* Условие задания a *
Перепишите без изменений строки записей, начиная с самой первой строки записей и до строки с «document-title: Curriculum vitae» включительно.

* Извлечённый текст *
Вопить и кушать - Гордый наш язык…

2015-07-02 14:10:16

Вопить и кушать

Хочется начать эту главу с примеров повыразительнее — чтобы заметнее было и сразу запомнилось. Ибо речь здесь пойдет о том, как скрытый в слове словесный образ — отталкивающий или приятный — руководит (вот точное слово: руководит!) и нашим выбором в речи, и историей слова тоже.

Часто спорят: кушать или есть — какое слово «культурнее»? Спросим: а в сравнении с чем? Оба они — слова литературные рядом с другими, вроде жрать или вовсе грубыми, из жаргона: шамать, трескать.

Неприемлемость слова возникает в отношениях между словами, вот, например:

кушать — есть — жрать…

вопить — кричать — орать…

Те, что слева, открывают ряды: высокие, торжественные, словно даже чуть-чуть нерусские. Кушать как будто вкушать, вопить роднится с возопить… Те же, что справа, — разговорные и даже грубые их варианты. Таких вариантов всегда много, многоточия и прерывают их поток, но каждый может продолжить ряд.

Средние — всегда норма. Они не столь величественны, как соседи слева, понемногу уходящие в прошлое, особенно в высоких своих формах; но они и не так вульгарны, как соседи справа, которые только еще добиваются места под солнцем. И добьются ли?

Супруга — жена — баба — такое соотношение слов известно почти два века, а изменений пока не заметно. Эмоциональность слова определяется местом его в стилевом ряду; само по себе никакое слово красок-оттенков не имеет.

Вот разговор москвича с заблудившимися провинциалами, которые в трамвае потеряли своих жен:

— Баб мы потеряли, жен то есть…

— Как же это можно в вагоне потерять супругу?

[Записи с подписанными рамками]

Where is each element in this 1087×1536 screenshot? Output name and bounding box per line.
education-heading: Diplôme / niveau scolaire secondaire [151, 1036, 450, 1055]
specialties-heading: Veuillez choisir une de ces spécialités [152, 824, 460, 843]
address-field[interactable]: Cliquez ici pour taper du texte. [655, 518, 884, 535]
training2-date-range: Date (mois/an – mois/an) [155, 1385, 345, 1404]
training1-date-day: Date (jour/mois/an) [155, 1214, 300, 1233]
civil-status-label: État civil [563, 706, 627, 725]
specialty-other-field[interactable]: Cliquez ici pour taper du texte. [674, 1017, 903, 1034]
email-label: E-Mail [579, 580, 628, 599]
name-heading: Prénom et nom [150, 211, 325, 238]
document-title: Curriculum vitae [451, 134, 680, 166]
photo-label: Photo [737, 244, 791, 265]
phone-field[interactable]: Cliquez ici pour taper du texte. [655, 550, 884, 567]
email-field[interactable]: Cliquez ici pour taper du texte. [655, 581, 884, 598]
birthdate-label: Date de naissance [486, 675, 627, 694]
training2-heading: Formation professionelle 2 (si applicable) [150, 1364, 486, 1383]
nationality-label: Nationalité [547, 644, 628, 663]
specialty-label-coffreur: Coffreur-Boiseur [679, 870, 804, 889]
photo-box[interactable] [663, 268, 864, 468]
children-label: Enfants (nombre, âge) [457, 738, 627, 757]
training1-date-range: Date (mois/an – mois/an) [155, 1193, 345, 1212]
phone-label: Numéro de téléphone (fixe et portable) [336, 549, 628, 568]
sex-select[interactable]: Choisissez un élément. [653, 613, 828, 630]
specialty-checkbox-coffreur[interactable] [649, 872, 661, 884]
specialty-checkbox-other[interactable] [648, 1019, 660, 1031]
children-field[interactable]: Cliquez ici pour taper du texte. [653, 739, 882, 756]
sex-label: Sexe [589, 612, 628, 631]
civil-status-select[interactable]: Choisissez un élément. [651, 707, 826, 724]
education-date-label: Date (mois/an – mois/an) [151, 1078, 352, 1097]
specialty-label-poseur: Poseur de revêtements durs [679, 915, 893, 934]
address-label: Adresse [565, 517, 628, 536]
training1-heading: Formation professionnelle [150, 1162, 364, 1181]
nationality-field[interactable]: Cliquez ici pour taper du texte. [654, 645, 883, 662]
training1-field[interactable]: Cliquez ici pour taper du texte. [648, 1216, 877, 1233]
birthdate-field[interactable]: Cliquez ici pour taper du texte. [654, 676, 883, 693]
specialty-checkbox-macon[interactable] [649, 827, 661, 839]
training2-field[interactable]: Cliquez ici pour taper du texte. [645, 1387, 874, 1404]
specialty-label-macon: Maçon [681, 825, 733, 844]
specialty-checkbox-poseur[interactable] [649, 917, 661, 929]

* Условие задания b *
Измените фрагмент текста о стилевых рядах слов, начиная с «Хочется начать эту» и до «может продолжить ряд.» включительно: замените «торжественные» на «величавые».

* Полное решение a *
Where is each element in this 1087×1536 screenshot? Output name and bounding box per line.
education-heading: Diplôme / niveau scolaire secondaire [151, 1036, 450, 1055]
specialties-heading: Veuillez choisir une de ces spécialités [152, 824, 460, 843]
address-field[interactable]: Cliquez ici pour taper du texte. [655, 518, 884, 535]
training2-date-range: Date (mois/an – mois/an) [155, 1385, 345, 1404]
training1-date-day: Date (jour/mois/an) [155, 1214, 300, 1233]
civil-status-label: État civil [563, 706, 627, 725]
specialty-other-field[interactable]: Cliquez ici pour taper du texte. [674, 1017, 903, 1034]
email-label: E-Mail [579, 580, 628, 599]
name-heading: Prénom et nom [150, 211, 325, 238]
document-title: Curriculum vitae [451, 134, 680, 166]

* Полное решение b *
Хочется начать эту главу с примеров повыразительнее — чтобы заметнее было и сразу запомнилось. Ибо речь здесь пойдет о том, как скрытый в слове словесный образ — отталкивающий или приятный — руководит (вот точное слово: руководит!) и нашим выбором в речи, и историей слова тоже.

Часто спорят: кушать или есть — какое слово «культурнее»? Спросим: а в сравнении с чем? Оба они — слова литературные рядом с другими, вроде жрать или вовсе грубыми, из жаргона: шамать, трескать.

Неприемлемость слова возникает в отношениях между словами, вот, например:

кушать — есть — жрать…

вопить — кричать — орать…

Те, что слева, открывают ряды: высокие, величавые, словно даже чуть-чуть нерусские. Кушать как будто вкушать, вопить роднится с возопить… Те же, что справа, — разговорные и даже грубые их варианты. Таких вариантов всегда много, многоточия и прерывают их поток, но каждый может продолжить ряд.